* **WHAT THE EXERCISE ASKS**
Find the lines with "افرادی" in them and copy them out.

* **MATERIAL TO PROCESS**
[start]
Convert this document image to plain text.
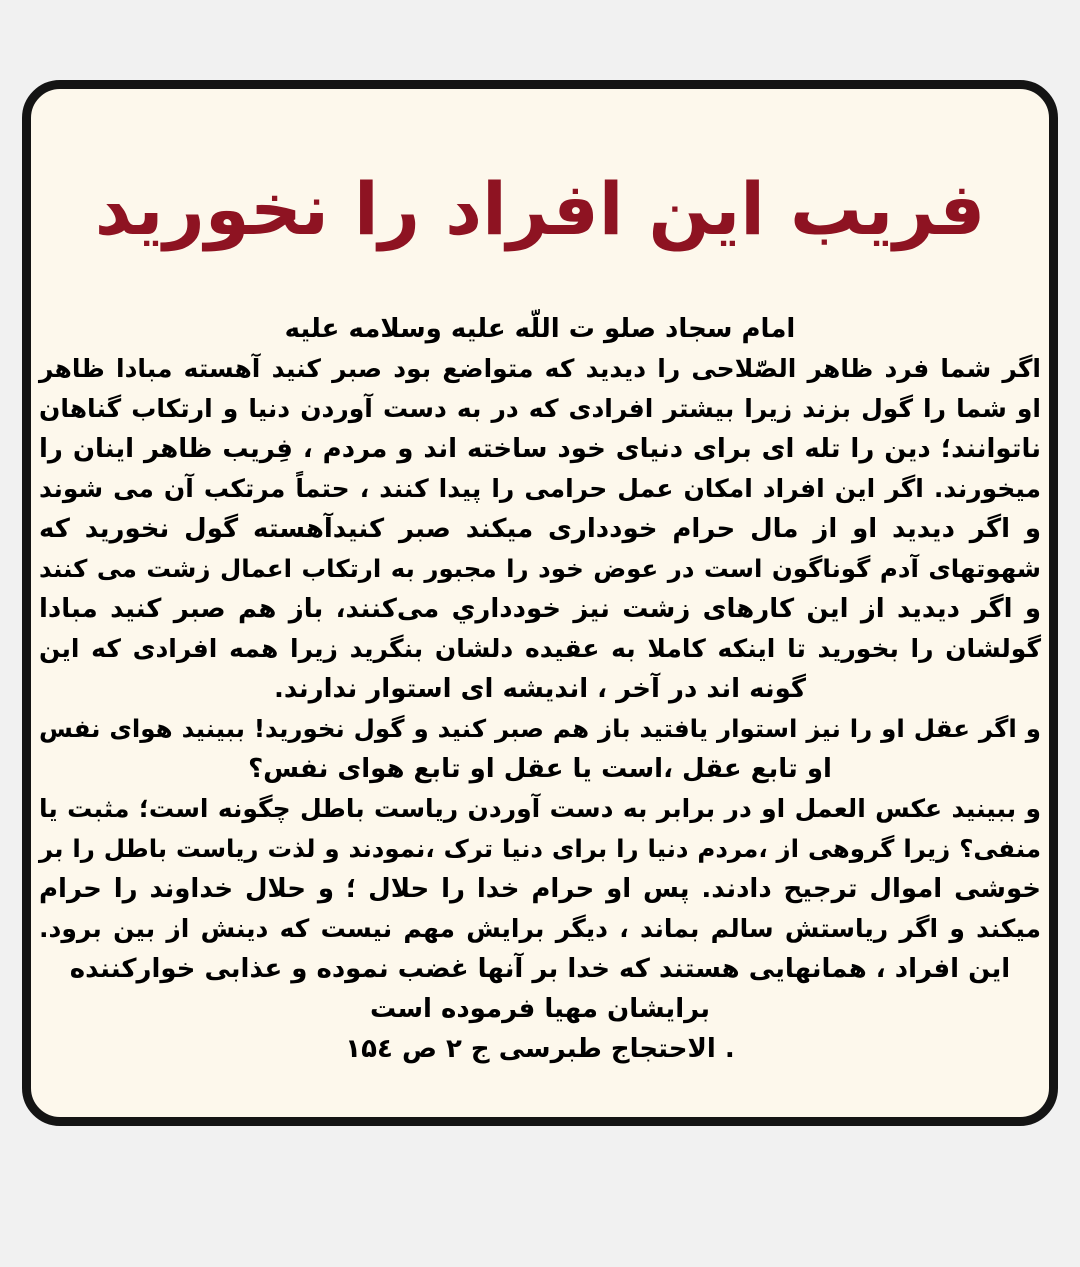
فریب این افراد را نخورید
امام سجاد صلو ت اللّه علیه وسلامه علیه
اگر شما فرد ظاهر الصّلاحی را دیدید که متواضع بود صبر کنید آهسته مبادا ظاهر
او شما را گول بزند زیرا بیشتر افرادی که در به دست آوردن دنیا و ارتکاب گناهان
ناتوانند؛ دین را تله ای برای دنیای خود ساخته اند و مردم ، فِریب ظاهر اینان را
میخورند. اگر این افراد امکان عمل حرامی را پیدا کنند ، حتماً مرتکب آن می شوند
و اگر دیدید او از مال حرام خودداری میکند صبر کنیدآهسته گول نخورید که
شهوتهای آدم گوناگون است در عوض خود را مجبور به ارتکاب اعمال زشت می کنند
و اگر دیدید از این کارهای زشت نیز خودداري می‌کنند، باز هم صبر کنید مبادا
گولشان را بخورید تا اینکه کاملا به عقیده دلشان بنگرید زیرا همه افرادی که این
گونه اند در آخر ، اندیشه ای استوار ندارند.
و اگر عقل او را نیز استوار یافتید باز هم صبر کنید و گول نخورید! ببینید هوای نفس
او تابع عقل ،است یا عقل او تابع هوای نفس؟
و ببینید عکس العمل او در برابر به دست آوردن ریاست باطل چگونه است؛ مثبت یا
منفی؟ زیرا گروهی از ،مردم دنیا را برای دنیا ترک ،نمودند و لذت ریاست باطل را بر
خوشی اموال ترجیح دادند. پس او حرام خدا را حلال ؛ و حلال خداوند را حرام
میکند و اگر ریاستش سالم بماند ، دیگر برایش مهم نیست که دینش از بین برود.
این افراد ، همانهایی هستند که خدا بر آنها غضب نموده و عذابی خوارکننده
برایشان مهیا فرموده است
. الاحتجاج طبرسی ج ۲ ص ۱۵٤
[end]
* **FULL ANSWER**
او شما را گول بزند زیرا بیشتر افرادی که در به دست آوردن دنیا و ارتکاب گناهان
گولشان را بخورید تا اینکه کاملا به عقیده دلشان بنگرید زیرا همه افرادی که این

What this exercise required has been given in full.